_What you have to do:_ From the listing below, select every line where the word "text" appears.
-- start of Provided data --
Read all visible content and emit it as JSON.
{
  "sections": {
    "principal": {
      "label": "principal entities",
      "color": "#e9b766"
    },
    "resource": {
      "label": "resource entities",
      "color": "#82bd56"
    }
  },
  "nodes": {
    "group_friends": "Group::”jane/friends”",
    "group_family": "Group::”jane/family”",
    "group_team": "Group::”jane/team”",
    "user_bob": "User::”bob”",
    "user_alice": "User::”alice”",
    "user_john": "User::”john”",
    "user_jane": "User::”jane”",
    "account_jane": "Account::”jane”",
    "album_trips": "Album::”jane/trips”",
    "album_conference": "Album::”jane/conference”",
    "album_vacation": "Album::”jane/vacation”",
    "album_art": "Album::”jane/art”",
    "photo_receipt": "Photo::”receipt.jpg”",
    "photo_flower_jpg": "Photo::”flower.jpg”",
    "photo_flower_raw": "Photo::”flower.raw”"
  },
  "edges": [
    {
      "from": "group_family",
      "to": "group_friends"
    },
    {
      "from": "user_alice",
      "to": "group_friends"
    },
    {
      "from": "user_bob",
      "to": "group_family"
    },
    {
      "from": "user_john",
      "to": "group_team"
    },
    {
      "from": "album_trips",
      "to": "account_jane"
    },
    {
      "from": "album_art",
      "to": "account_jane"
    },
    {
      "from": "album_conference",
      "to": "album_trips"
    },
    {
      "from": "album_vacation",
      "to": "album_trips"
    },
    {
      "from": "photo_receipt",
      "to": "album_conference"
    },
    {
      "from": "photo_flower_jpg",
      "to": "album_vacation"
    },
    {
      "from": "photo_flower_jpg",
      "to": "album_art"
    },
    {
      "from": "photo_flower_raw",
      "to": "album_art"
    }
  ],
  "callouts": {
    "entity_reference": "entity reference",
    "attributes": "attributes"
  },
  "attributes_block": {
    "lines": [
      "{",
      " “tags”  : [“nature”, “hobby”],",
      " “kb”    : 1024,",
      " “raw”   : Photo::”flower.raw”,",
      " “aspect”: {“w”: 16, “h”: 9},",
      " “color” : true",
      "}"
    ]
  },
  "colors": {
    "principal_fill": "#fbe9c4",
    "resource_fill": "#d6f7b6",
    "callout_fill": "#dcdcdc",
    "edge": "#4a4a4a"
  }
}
-- end of Provided data --
-- start of Provided data --
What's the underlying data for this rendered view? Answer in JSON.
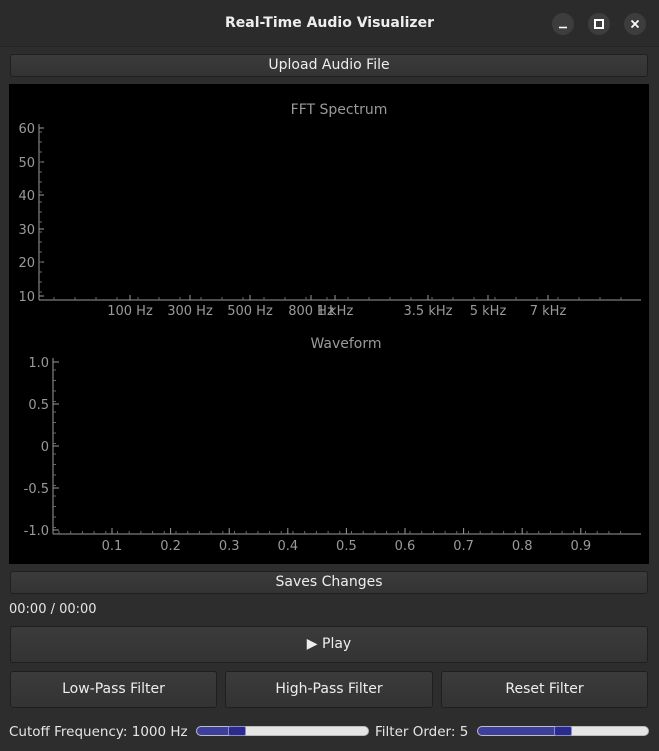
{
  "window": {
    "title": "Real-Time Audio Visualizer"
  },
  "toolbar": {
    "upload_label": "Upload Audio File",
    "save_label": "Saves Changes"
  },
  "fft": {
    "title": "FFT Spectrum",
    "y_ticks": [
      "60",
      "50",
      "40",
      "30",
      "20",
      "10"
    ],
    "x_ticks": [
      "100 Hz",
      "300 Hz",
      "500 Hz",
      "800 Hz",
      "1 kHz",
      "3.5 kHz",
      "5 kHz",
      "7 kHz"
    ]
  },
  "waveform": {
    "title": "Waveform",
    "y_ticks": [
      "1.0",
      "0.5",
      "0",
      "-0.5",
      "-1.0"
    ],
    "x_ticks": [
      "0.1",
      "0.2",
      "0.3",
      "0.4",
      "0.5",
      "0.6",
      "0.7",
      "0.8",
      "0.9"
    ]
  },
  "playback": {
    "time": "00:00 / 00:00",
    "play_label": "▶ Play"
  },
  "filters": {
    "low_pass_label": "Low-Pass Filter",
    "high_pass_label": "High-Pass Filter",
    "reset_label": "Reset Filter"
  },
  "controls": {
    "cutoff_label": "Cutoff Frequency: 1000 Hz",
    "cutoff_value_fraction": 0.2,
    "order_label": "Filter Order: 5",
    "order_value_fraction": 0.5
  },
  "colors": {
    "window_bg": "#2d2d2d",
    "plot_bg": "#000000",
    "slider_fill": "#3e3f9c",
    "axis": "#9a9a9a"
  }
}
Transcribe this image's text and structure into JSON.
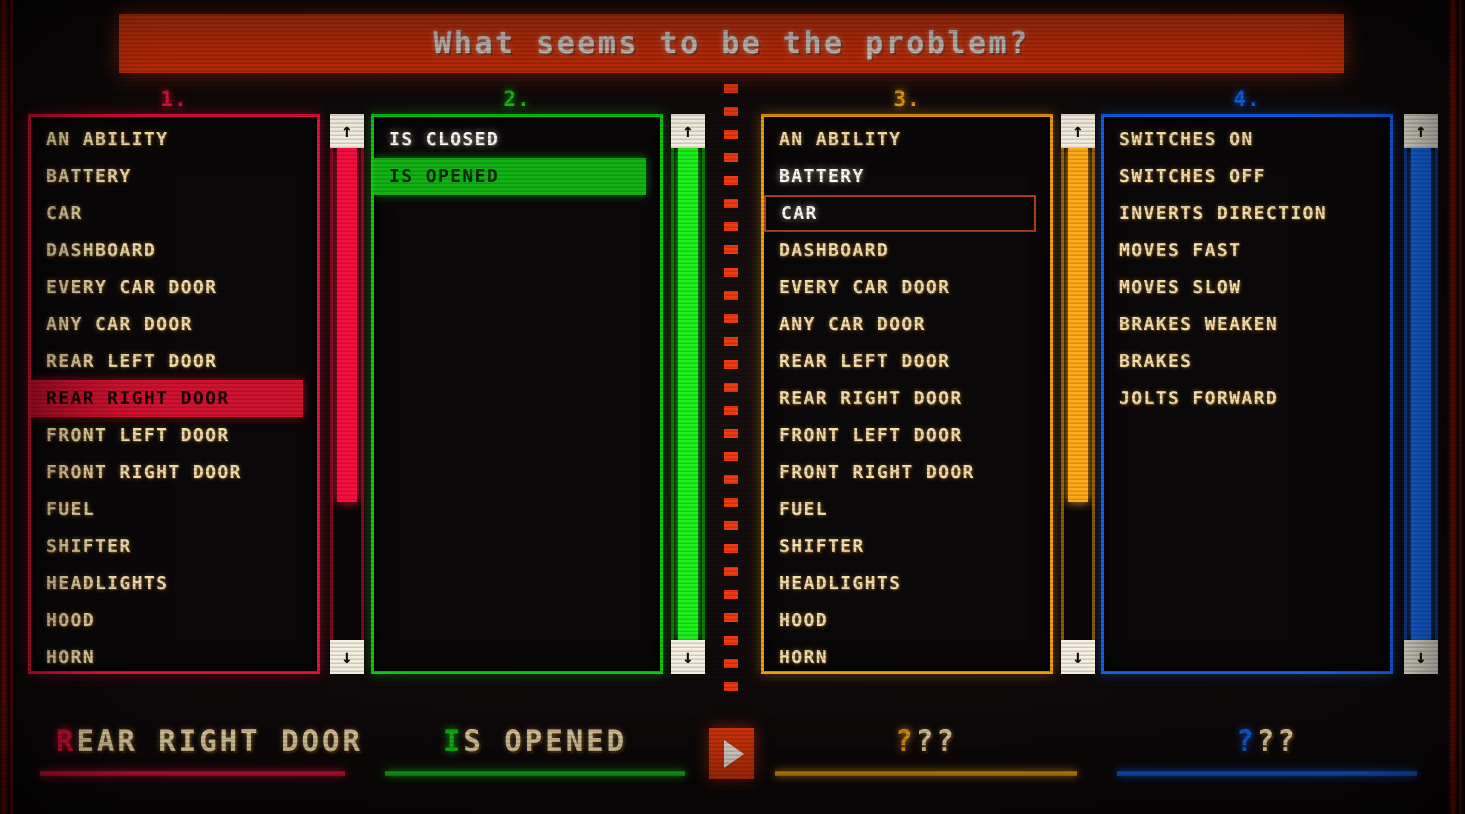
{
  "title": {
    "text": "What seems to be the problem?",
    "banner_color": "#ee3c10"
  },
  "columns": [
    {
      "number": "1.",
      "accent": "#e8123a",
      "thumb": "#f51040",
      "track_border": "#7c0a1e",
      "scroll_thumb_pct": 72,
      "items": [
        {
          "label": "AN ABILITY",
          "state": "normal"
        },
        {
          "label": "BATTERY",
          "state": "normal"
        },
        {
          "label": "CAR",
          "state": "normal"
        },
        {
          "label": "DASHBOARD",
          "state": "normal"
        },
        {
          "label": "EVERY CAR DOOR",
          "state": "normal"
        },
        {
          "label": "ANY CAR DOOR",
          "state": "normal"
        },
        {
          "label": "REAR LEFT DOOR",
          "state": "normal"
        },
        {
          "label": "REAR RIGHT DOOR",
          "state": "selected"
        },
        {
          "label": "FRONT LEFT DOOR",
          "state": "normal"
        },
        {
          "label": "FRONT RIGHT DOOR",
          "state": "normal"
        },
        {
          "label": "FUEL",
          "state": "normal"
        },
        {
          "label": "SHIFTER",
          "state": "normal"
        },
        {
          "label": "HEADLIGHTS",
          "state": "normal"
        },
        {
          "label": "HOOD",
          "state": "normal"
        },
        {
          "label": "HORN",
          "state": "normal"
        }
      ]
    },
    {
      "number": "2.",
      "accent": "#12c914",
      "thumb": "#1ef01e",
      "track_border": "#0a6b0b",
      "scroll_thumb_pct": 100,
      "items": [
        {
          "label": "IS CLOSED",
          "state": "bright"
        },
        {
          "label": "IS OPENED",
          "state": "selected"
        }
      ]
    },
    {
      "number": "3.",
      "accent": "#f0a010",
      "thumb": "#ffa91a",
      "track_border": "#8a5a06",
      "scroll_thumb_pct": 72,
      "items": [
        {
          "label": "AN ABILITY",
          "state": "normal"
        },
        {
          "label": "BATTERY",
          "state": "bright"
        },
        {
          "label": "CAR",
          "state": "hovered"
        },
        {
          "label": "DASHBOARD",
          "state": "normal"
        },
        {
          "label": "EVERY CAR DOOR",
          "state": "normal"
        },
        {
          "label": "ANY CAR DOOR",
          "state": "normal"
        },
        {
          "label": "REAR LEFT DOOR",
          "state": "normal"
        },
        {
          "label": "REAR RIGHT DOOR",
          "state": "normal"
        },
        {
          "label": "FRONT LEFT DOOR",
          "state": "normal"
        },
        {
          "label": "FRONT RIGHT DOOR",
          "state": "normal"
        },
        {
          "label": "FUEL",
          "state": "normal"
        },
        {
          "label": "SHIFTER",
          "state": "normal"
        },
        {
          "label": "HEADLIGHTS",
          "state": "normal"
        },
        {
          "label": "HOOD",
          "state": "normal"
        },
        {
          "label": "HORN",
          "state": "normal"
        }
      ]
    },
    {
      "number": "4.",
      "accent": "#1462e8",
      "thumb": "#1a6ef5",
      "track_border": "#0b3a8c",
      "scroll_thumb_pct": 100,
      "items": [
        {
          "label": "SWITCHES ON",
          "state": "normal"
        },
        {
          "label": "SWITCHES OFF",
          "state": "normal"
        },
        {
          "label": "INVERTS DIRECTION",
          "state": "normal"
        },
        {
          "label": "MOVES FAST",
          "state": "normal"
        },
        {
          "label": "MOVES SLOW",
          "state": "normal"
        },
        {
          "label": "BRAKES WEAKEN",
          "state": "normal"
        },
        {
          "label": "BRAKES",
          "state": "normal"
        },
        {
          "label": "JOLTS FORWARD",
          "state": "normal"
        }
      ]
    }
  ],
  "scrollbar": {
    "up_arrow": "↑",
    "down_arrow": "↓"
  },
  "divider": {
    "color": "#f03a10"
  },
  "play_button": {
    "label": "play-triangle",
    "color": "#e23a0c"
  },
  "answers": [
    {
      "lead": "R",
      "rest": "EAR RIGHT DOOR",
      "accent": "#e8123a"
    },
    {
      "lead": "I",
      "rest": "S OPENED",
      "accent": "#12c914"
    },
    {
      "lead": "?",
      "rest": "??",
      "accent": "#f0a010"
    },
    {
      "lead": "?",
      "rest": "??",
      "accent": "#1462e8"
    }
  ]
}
-- end of Provided data --
_Full answer:_
Transcribe this image's text and structure into JSON.
    "text": "What seems to be the problem?",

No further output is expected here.